--- start Data records ---
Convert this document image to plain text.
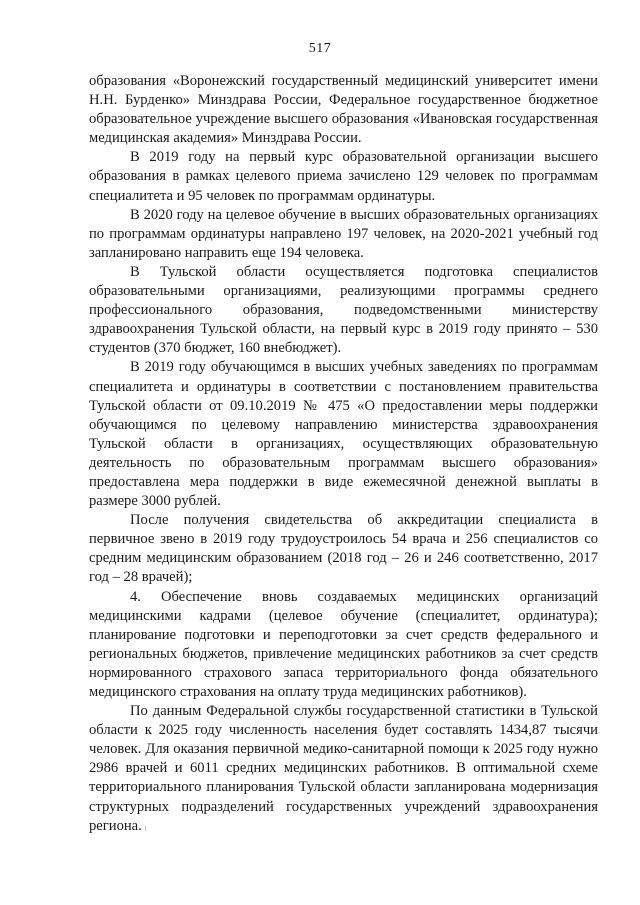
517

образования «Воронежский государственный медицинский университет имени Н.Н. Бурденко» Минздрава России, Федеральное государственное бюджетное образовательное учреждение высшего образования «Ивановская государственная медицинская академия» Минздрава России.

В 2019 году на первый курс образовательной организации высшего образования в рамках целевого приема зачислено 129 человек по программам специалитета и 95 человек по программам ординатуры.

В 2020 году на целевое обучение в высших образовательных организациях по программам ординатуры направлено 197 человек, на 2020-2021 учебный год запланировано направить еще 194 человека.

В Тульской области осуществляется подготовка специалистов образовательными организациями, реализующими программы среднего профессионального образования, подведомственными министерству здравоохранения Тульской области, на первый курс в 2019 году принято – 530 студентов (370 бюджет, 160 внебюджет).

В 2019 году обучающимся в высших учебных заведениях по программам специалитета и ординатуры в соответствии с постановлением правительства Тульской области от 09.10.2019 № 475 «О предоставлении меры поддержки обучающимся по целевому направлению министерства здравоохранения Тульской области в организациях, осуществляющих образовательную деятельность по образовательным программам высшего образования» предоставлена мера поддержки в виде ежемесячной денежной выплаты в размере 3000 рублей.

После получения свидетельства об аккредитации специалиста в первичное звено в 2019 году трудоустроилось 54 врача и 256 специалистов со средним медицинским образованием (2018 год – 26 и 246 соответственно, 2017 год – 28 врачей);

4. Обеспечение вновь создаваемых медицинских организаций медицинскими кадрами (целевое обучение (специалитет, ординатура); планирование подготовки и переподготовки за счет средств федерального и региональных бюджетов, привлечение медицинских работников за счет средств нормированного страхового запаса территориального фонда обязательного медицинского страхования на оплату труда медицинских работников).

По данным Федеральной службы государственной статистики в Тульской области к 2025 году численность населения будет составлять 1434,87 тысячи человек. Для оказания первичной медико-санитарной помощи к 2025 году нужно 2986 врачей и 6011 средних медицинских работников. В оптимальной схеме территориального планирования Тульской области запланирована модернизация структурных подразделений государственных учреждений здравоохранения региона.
--- end Data records ---
--- start Data records ---
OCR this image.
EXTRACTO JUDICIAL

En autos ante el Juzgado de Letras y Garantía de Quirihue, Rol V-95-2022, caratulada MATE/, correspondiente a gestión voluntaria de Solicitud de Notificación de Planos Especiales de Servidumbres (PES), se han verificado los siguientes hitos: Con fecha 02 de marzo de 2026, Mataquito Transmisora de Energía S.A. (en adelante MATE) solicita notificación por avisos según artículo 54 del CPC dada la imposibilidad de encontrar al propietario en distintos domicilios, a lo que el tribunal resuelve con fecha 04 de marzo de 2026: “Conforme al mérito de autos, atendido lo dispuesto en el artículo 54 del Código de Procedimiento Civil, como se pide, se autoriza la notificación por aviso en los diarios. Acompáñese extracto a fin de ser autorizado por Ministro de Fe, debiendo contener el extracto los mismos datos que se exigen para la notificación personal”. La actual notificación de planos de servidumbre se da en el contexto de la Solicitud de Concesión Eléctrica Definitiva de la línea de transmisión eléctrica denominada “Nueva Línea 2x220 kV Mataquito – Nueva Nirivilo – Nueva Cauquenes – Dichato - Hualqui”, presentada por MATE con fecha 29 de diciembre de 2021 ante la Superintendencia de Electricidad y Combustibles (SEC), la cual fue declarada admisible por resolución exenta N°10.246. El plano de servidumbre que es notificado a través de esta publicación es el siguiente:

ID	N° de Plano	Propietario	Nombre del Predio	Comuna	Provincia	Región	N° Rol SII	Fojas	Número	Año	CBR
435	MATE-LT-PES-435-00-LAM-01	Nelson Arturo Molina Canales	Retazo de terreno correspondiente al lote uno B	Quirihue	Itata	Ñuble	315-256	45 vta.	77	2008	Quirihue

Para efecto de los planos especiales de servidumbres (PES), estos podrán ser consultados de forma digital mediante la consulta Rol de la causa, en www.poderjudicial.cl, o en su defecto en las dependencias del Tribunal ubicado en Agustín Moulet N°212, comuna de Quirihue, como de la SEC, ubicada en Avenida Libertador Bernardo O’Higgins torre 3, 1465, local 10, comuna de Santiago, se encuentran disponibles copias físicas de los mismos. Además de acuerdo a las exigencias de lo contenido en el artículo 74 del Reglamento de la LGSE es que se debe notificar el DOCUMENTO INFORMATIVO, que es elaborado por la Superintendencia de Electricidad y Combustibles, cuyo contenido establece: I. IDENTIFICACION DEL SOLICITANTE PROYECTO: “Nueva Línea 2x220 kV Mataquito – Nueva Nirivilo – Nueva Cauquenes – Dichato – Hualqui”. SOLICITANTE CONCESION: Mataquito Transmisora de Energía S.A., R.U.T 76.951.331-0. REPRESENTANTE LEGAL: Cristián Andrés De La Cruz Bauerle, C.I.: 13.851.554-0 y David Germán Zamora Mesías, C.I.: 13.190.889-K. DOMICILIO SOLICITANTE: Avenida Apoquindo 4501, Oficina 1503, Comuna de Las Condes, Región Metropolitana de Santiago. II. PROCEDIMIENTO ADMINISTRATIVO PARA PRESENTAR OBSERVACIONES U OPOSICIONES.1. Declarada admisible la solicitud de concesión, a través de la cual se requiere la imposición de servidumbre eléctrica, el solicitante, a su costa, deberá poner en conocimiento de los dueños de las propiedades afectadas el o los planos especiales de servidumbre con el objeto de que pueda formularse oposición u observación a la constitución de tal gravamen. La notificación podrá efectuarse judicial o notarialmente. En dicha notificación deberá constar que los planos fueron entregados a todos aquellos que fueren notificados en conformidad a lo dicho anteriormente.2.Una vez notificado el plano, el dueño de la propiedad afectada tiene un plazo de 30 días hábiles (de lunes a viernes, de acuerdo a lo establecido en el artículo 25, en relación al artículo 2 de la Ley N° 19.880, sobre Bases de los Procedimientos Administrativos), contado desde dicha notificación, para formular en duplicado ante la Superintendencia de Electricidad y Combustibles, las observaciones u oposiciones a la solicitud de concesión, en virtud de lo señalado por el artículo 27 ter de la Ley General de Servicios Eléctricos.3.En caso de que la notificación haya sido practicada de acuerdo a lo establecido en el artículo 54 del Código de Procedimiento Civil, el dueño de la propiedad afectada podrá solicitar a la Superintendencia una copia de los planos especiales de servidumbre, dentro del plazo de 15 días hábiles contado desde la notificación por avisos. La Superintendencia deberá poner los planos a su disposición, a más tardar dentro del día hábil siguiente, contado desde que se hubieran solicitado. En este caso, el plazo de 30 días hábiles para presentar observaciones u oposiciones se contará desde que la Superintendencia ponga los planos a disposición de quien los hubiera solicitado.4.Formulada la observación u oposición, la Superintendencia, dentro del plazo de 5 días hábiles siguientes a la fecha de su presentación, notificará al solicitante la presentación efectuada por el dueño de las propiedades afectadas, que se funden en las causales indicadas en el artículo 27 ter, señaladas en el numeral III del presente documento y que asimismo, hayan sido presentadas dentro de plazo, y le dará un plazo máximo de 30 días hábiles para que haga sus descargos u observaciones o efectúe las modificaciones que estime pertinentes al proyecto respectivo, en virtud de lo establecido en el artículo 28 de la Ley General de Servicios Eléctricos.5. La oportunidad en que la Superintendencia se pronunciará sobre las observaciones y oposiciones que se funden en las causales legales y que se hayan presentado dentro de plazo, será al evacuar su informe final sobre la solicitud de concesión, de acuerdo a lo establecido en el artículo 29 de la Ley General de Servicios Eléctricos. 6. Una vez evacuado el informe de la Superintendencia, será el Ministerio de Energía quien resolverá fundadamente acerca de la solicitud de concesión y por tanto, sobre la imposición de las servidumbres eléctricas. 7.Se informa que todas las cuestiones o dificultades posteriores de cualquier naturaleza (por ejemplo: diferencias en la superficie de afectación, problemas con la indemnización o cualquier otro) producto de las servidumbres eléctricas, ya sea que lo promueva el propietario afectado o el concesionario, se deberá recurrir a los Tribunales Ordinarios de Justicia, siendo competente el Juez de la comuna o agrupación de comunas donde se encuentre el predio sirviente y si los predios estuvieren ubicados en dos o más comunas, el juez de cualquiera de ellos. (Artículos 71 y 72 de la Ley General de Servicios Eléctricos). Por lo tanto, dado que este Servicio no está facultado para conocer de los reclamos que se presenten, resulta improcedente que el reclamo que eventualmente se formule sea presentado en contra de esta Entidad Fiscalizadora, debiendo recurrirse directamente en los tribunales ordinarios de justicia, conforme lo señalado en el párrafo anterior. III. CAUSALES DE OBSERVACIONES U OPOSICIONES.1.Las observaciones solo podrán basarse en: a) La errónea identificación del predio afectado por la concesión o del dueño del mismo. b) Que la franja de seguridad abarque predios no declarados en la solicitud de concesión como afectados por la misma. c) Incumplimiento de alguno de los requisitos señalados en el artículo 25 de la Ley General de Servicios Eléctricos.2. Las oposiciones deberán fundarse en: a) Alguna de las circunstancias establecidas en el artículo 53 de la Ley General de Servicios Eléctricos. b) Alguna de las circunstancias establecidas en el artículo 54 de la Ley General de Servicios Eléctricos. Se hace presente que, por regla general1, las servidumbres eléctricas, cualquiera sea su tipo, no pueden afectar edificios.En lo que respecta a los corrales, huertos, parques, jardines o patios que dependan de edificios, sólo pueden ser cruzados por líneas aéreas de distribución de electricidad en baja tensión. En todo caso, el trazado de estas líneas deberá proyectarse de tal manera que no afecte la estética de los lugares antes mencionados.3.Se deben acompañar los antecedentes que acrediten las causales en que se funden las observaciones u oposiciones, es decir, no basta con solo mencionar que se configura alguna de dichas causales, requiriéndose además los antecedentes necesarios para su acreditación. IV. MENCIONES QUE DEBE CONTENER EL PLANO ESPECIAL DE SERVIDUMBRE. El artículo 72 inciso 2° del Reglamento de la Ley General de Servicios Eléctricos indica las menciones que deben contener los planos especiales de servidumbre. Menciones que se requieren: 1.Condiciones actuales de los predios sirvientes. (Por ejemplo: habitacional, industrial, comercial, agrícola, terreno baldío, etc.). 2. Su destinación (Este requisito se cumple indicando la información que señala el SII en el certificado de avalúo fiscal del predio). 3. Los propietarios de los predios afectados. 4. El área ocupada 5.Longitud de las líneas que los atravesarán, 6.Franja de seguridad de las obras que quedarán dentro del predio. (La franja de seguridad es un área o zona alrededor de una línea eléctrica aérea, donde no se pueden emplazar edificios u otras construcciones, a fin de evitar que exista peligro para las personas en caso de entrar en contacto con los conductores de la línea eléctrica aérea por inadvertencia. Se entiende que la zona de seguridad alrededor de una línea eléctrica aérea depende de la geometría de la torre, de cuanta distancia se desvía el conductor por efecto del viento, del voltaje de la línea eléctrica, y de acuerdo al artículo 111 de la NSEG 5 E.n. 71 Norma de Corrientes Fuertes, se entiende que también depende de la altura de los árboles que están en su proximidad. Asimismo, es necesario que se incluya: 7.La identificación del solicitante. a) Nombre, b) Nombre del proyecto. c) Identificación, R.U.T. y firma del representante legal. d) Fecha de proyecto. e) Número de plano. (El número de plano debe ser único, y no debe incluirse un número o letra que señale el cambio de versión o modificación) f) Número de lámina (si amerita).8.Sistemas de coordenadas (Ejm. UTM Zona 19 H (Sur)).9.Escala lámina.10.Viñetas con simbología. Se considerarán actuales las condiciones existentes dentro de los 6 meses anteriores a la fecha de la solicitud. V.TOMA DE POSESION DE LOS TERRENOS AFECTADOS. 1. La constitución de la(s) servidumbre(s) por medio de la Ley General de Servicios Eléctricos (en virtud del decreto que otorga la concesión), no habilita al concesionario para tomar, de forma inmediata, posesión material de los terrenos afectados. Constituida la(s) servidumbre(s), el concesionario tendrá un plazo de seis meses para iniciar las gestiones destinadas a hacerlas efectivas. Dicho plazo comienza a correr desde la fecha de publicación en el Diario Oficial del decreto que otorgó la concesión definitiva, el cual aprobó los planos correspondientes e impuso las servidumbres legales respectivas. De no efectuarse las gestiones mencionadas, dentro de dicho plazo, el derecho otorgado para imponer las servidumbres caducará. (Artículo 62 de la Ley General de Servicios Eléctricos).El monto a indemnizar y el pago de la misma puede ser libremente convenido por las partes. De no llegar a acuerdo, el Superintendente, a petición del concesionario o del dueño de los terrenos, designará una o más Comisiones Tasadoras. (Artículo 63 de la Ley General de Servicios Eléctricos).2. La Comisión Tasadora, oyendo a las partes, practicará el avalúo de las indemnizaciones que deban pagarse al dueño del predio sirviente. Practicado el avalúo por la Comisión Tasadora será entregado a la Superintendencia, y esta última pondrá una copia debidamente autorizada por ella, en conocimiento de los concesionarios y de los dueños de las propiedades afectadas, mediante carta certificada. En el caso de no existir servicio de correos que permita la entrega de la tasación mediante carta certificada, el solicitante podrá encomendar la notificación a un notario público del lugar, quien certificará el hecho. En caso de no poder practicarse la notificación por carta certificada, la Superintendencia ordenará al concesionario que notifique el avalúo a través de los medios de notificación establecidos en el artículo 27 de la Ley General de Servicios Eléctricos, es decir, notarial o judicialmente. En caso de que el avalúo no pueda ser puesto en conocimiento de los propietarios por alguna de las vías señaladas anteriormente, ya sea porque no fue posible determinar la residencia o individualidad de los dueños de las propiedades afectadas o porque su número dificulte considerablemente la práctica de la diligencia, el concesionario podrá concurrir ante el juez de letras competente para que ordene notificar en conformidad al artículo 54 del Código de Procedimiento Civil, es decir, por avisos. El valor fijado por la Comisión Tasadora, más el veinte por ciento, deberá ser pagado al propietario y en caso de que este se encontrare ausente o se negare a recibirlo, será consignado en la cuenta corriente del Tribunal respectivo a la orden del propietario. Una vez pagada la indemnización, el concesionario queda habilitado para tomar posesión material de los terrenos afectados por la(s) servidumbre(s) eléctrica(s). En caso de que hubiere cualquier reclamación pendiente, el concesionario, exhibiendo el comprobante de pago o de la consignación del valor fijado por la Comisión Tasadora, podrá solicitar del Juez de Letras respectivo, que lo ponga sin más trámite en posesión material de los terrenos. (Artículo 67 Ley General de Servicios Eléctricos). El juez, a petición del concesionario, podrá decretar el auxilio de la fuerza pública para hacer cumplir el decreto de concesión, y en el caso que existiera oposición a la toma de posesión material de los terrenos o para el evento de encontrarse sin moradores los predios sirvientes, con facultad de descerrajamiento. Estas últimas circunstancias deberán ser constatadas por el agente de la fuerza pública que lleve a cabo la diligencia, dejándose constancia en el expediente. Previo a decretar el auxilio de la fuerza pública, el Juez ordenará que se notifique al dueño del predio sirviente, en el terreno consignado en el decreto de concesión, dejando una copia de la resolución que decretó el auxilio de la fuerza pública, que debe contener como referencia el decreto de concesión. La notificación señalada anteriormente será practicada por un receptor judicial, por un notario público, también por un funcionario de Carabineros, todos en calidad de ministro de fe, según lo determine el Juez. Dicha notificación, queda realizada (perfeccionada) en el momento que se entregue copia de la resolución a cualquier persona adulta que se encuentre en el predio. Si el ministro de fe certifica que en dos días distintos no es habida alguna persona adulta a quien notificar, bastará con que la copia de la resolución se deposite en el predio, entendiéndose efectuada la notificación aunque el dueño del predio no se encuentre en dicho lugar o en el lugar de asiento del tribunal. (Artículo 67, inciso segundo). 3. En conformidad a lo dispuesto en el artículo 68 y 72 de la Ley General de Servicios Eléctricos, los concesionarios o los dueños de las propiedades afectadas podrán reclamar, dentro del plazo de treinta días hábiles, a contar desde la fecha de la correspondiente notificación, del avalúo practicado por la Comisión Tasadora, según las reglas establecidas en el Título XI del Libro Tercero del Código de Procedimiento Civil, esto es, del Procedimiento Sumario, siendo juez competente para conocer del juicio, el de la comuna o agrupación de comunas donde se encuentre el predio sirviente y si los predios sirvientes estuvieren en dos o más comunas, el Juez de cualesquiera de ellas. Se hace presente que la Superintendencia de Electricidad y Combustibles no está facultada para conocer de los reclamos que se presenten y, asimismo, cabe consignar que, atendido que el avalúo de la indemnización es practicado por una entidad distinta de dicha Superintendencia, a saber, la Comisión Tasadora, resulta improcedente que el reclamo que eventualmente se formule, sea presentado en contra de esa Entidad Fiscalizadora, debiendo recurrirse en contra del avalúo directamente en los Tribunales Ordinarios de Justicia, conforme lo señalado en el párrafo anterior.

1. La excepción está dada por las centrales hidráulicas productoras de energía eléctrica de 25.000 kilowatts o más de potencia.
--- end Data records ---
* What is needed: Extract from the data every line where "территориального" shows up.

* Output for this task:
4. Обеспечение вновь создаваемых медицинских организаций медицинскими кадрами (целевое обучение (специалитет, ординатура); планирование подготовки и переподготовки за счет средств федерального и региональных бюджетов, привлечение медицинских работников за счет средств нормированного страхового запаса территориального фонда обязательного медицинского страхования на оплату труда медицинских работников).
По данным Федеральной службы государственной статистики в Тульской области к 2025 году численность населения будет составлять 1434,87 тысячи человек. Для оказания первичной медико-санитарной помощи к 2025 году нужно 2986 врачей и 6011 средних медицинских работников. В оптимальной схеме территориального планирования Тульской области запланирована модернизация структурных подразделений государственных учреждений здравоохранения региона.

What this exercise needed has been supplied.